▶ Objective
Drop the images; return everything else in the listing below exactly.

▶ Data records
⟨

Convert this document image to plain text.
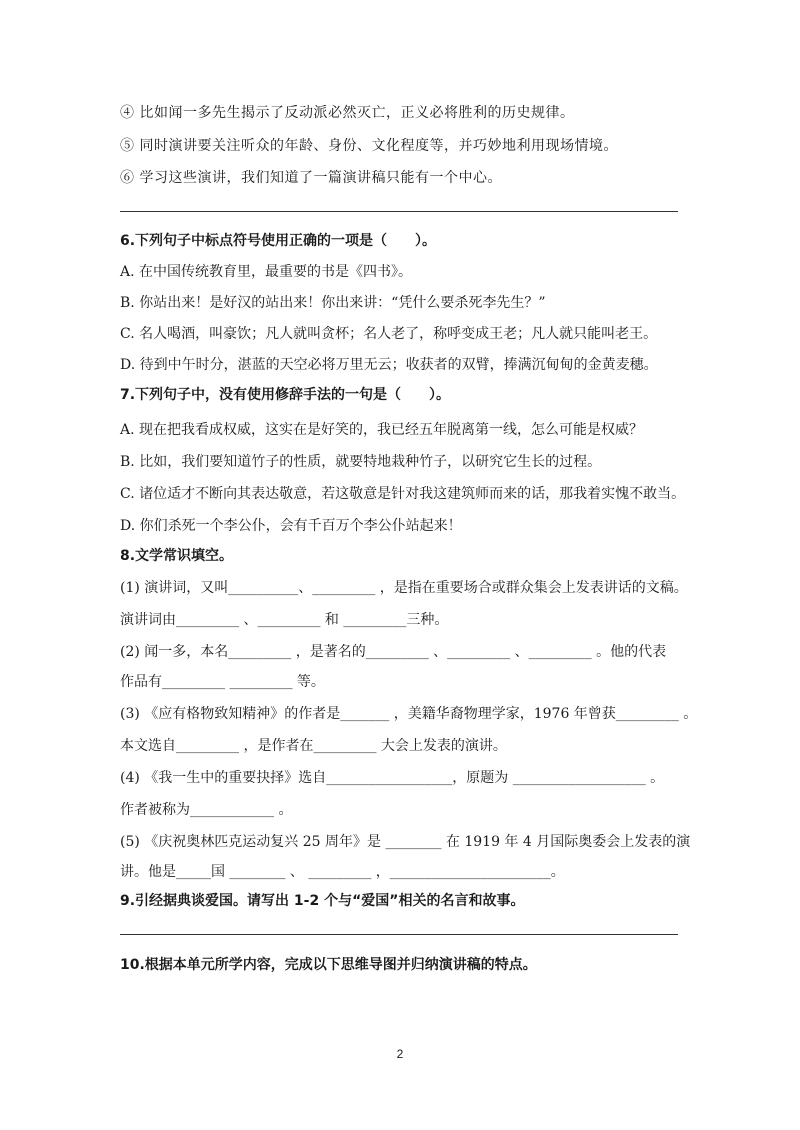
④ 比如闻一多先生揭示了反动派必然灭亡，正义必将胜利的历史规律。
⑤ 同时演讲要关注听众的年龄、身份、文化程度等，并巧妙地利用现场情境。
⑥ 学习这些演讲，我们知道了一篇演讲稿只能有一个中心。
6.下列句子中标点符号使用正确的一项是（　　）。
A. 在中国传统教育里，最重要的书是《四书》。
B. 你站出来！是好汉的站出来！你出来讲：“凭什么要杀死李先生？”
C. 名人喝酒，叫豪饮；凡人就叫贪杯；名人老了，称呼变成王老；凡人就只能叫老王。
D. 待到中午时分，湛蓝的天空必将万里无云；收获者的双臂，捧满沉甸甸的金黄麦穗。
7.下列句子中，没有使用修辞手法的一句是（　　）。
A. 现在把我看成权威，这实在是好笑的，我已经五年脱离第一线，怎么可能是权威？
B. 比如，我们要知道竹子的性质，就要特地栽种竹子，以研究它生长的过程。
C. 诸位适才不断向其表达敬意，若这敬意是针对我这建筑师而来的话，那我着实愧不敢当。
D. 你们杀死一个李公仆，会有千百万个李公仆站起来！
8.文学常识填空。
(1) 演讲词，又叫__________、_________ ，是指在重要场合或群众集会上发表讲话的文稿。
演讲词由_________ 、_________ 和 _________三种。
(2) 闻一多，本名_________ ，是著名的_________ 、_________ 、_________ 。他的代表
作品有_________ _________ 等。
(3) 《应有格物致知精神》的作者是_______ ，美籍华裔物理学家，1976 年曾获_________ 。
本文选自_________ ，是作者在_________ 大会上发表的演讲。
(4) 《我一生中的重要抉择》选自__________________，原题为 ___________________ 。
作者被称为____________ 。
(5) 《庆祝奥林匹克运动复兴 25 周年》是 ________ 在 1919 年 4 月国际奥委会上发表的演
讲。他是_____国 ________ 、 _________ ，_______________________。
9.引经据典谈爱国。请写出 1-2 个与“爱国”相关的名言和故事。
10.根据本单元所学内容，完成以下思维导图并归纳演讲稿的特点。
2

⟩

▶ Completed task
Convert this document image to plain text.
④ 比如闻一多先生揭示了反动派必然灭亡，正义必将胜利的历史规律。
⑤ 同时演讲要关注听众的年龄、身份、文化程度等，并巧妙地利用现场情境。
⑥ 学习这些演讲，我们知道了一篇演讲稿只能有一个中心。
6.下列句子中标点符号使用正确的一项是（　　）。
A. 在中国传统教育里，最重要的书是《四书》。
B. 你站出来！是好汉的站出来！你出来讲：“凭什么要杀死李先生？”
C. 名人喝酒，叫豪饮；凡人就叫贪杯；名人老了，称呼变成王老；凡人就只能叫老王。
D. 待到中午时分，湛蓝的天空必将万里无云；收获者的双臂，捧满沉甸甸的金黄麦穗。
7.下列句子中，没有使用修辞手法的一句是（　　）。
A. 现在把我看成权威，这实在是好笑的，我已经五年脱离第一线，怎么可能是权威？
B. 比如，我们要知道竹子的性质，就要特地栽种竹子，以研究它生长的过程。
C. 诸位适才不断向其表达敬意，若这敬意是针对我这建筑师而来的话，那我着实愧不敢当。
D. 你们杀死一个李公仆，会有千百万个李公仆站起来！
8.文学常识填空。
(1) 演讲词，又叫__________、_________ ，是指在重要场合或群众集会上发表讲话的文稿。
演讲词由_________ 、_________ 和 _________三种。
(2) 闻一多，本名_________ ，是著名的_________ 、_________ 、_________ 。他的代表
作品有_________ _________ 等。
(3) 《应有格物致知精神》的作者是_______ ，美籍华裔物理学家，1976 年曾获_________ 。
本文选自_________ ，是作者在_________ 大会上发表的演讲。
(4) 《我一生中的重要抉择》选自__________________，原题为 ___________________ 。
作者被称为____________ 。
(5) 《庆祝奥林匹克运动复兴 25 周年》是 ________ 在 1919 年 4 月国际奥委会上发表的演
讲。他是_____国 ________ 、 _________ ，_______________________。
9.引经据典谈爱国。请写出 1-2 个与“爱国”相关的名言和故事。
10.根据本单元所学内容，完成以下思维导图并归纳演讲稿的特点。
2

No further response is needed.